### WHAT IS REQUIRED
Return the lines where the word "xlabel" occurs.

------

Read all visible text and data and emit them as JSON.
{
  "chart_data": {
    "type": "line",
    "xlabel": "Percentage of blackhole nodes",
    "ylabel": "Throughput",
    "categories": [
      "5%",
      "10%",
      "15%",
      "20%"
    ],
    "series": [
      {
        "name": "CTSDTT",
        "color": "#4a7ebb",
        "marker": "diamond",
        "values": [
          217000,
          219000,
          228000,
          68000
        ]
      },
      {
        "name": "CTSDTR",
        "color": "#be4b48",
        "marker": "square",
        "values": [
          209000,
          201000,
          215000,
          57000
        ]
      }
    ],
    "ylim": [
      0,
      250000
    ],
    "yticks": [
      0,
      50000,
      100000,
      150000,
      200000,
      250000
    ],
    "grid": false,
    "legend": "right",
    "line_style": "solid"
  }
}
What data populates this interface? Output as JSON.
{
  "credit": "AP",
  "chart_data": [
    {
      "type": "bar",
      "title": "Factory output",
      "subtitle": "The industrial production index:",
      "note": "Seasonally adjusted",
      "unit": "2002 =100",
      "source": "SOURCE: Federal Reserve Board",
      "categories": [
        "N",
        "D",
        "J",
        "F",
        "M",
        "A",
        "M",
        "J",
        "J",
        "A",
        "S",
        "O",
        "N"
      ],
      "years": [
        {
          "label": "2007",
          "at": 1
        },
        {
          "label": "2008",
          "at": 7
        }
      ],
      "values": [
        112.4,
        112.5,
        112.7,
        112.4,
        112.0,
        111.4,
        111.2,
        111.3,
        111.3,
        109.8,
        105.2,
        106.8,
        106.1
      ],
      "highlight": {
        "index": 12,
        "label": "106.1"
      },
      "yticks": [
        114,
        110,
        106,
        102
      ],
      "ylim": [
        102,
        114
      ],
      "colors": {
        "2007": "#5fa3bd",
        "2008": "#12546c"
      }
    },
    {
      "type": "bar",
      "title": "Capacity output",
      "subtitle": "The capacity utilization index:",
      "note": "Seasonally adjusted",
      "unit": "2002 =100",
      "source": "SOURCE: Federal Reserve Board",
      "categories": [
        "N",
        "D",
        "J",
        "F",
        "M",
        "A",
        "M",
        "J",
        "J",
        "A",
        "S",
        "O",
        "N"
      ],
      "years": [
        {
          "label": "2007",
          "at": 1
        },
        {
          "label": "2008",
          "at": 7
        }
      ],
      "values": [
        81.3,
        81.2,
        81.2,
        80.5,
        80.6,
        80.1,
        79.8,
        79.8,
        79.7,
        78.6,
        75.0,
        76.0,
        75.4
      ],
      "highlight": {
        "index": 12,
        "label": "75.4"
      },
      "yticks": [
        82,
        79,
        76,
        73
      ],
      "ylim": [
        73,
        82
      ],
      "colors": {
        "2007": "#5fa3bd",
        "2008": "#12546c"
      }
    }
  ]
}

------

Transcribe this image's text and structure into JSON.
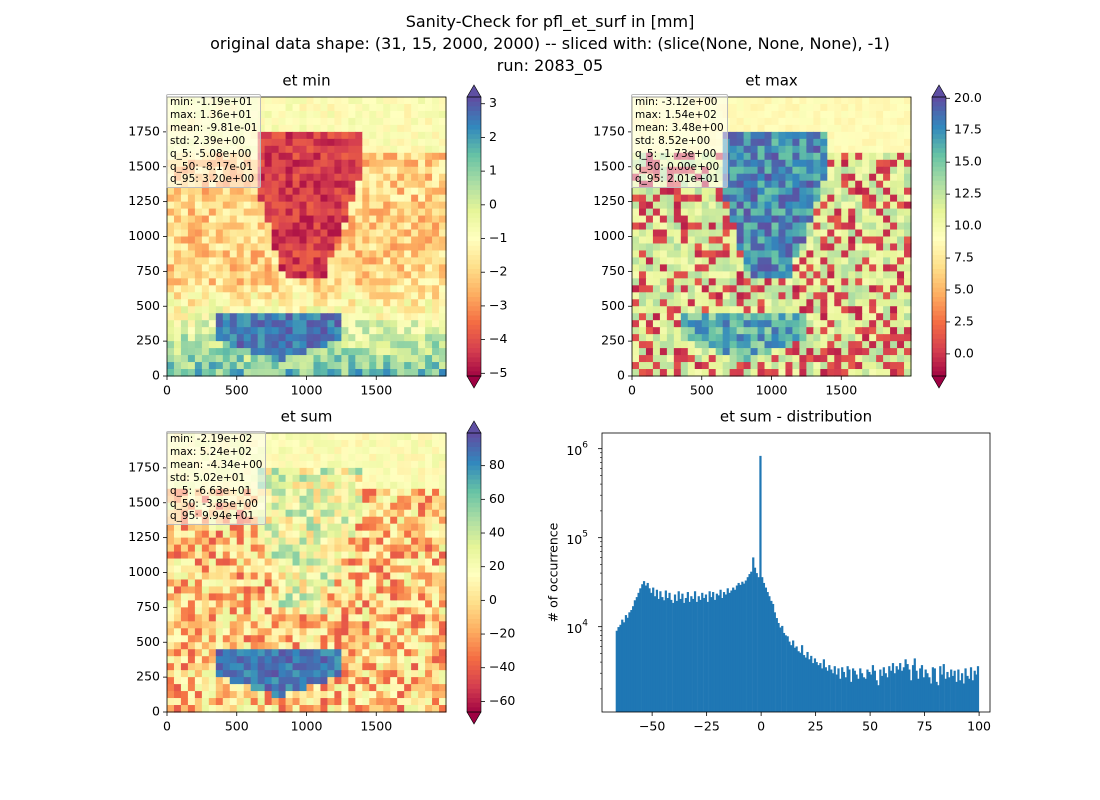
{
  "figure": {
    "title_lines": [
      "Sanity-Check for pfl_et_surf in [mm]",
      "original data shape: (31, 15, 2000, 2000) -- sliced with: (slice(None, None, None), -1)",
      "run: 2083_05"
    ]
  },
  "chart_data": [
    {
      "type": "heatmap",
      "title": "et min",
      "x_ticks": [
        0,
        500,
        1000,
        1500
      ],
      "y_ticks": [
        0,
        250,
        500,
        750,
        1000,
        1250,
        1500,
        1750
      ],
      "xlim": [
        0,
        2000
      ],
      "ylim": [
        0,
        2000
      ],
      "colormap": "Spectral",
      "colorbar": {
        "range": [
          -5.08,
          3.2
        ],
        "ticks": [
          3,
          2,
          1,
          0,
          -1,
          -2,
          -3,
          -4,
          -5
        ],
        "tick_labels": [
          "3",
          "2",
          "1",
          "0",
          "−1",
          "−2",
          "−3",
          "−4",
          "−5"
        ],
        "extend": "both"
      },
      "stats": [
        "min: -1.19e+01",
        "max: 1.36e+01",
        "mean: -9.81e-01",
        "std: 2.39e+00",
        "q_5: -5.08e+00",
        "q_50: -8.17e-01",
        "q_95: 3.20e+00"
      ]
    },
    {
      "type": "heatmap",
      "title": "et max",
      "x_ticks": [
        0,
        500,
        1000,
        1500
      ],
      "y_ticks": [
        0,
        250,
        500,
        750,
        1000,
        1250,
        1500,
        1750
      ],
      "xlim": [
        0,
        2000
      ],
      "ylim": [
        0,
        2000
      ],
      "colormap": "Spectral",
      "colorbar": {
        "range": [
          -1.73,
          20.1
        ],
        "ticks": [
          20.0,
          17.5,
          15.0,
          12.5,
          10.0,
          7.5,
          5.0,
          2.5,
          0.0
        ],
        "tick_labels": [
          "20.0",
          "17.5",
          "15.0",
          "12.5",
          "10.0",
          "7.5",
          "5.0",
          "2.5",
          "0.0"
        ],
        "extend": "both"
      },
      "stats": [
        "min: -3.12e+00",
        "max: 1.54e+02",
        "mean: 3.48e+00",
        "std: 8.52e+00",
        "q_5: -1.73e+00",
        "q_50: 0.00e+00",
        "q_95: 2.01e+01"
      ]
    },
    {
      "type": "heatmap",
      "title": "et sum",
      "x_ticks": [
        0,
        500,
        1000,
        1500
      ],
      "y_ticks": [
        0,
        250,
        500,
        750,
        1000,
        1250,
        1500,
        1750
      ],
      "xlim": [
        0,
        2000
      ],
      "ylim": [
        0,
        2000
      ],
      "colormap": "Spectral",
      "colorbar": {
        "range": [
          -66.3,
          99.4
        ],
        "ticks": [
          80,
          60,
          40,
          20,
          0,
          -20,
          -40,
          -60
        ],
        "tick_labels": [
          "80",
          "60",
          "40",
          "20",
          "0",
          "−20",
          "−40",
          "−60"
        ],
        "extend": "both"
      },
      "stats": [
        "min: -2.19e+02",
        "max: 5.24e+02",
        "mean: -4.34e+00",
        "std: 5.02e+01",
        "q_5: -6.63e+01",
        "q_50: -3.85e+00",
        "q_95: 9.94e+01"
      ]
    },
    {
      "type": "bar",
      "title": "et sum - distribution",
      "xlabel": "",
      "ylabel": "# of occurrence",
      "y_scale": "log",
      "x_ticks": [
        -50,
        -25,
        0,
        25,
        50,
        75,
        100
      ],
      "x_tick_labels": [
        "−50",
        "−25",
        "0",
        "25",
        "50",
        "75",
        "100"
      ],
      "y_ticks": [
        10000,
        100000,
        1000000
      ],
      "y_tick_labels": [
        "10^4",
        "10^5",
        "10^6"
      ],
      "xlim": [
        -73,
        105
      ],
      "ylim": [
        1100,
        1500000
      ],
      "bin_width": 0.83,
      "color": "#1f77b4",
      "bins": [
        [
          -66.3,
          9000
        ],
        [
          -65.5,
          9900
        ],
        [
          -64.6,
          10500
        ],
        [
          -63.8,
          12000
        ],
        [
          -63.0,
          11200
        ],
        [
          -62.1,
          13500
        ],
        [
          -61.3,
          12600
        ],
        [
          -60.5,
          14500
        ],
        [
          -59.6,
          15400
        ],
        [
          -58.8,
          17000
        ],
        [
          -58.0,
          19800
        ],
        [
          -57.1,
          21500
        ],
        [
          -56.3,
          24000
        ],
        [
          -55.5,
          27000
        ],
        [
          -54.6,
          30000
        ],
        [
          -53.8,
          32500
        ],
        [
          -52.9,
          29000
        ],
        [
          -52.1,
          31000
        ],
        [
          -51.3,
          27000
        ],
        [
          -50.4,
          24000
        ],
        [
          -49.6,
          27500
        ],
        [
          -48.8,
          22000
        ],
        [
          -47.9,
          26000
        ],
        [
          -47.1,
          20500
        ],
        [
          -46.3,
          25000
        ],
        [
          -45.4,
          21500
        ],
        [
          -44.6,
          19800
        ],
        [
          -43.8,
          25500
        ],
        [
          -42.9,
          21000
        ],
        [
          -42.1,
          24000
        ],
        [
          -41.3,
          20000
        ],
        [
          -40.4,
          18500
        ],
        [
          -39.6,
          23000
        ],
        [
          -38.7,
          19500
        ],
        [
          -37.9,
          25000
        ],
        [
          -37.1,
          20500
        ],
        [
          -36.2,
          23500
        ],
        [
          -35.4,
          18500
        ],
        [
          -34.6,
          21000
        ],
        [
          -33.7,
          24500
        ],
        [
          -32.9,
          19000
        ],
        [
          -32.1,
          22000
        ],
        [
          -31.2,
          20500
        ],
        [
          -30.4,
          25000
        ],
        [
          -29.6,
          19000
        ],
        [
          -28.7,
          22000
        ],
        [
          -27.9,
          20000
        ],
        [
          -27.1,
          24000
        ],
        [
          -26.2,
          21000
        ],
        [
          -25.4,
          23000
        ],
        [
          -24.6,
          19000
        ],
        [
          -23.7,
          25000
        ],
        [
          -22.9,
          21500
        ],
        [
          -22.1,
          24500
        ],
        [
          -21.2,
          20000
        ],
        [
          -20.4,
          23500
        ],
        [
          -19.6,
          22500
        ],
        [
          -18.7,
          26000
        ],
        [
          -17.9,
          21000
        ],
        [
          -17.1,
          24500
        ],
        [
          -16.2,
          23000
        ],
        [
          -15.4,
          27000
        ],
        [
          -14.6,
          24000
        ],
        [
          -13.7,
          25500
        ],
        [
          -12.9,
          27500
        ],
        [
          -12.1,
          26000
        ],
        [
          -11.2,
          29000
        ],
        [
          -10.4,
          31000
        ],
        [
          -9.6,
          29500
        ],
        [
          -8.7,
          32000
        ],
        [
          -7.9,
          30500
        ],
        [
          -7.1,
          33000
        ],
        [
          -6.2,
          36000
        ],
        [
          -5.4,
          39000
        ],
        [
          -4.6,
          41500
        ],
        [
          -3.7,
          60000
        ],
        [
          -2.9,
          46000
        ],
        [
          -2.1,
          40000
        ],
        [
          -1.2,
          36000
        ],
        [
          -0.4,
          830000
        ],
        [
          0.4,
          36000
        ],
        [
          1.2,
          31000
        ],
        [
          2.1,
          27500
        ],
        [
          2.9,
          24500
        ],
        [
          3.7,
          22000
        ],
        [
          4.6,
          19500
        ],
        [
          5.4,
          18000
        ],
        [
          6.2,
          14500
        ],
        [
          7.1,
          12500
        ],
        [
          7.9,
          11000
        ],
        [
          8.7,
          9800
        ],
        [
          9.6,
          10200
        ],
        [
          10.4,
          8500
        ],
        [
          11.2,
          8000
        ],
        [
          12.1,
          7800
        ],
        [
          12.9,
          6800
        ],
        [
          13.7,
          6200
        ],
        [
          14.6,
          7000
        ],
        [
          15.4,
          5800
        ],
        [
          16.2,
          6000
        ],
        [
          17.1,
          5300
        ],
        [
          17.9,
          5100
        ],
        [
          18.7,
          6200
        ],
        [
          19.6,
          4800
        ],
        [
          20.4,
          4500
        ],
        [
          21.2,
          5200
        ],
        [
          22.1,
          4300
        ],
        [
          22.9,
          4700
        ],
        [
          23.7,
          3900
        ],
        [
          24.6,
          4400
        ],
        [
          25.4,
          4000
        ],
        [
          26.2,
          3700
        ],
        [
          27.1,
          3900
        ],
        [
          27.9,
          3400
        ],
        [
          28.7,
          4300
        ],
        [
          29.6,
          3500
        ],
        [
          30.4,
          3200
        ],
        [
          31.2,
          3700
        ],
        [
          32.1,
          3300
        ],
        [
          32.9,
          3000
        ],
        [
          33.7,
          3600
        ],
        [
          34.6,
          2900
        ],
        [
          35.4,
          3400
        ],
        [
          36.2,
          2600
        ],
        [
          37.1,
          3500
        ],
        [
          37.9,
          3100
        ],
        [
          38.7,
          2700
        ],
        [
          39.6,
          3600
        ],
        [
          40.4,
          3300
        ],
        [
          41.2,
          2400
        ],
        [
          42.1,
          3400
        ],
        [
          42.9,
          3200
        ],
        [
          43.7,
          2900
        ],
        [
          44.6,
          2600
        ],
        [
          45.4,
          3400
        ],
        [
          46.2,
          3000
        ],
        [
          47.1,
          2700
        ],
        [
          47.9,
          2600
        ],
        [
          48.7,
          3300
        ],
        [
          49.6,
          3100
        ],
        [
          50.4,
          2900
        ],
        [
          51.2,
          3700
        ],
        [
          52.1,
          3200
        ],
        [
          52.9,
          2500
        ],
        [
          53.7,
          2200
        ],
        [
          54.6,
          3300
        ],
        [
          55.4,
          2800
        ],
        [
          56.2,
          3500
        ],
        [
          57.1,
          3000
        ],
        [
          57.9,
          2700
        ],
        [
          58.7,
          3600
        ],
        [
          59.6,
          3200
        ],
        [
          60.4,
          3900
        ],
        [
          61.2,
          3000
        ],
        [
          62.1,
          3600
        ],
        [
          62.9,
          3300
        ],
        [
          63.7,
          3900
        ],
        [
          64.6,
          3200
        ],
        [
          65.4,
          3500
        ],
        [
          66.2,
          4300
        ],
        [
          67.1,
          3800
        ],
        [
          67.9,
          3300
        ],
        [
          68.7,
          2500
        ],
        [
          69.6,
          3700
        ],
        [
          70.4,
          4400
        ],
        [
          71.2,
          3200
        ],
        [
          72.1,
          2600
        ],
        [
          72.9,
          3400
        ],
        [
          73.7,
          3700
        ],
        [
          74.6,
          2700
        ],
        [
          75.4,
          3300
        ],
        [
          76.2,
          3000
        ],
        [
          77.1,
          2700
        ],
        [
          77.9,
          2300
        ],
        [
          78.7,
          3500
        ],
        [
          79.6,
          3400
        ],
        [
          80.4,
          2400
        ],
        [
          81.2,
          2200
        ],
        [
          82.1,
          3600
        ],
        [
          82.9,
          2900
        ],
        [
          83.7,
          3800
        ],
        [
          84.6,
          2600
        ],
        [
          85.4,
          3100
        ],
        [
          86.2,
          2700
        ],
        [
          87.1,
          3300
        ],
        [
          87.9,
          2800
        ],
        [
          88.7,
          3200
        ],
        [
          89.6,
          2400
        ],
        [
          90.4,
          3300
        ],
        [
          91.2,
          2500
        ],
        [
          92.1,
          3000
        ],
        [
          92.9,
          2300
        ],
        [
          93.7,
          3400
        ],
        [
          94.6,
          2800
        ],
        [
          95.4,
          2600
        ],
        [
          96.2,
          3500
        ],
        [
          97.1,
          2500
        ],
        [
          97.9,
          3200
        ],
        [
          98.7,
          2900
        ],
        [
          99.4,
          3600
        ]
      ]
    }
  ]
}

------

### WRITTEN RESPONSE
    "xlabel": "Percentage of blackhole nodes",
      "xlabel": "",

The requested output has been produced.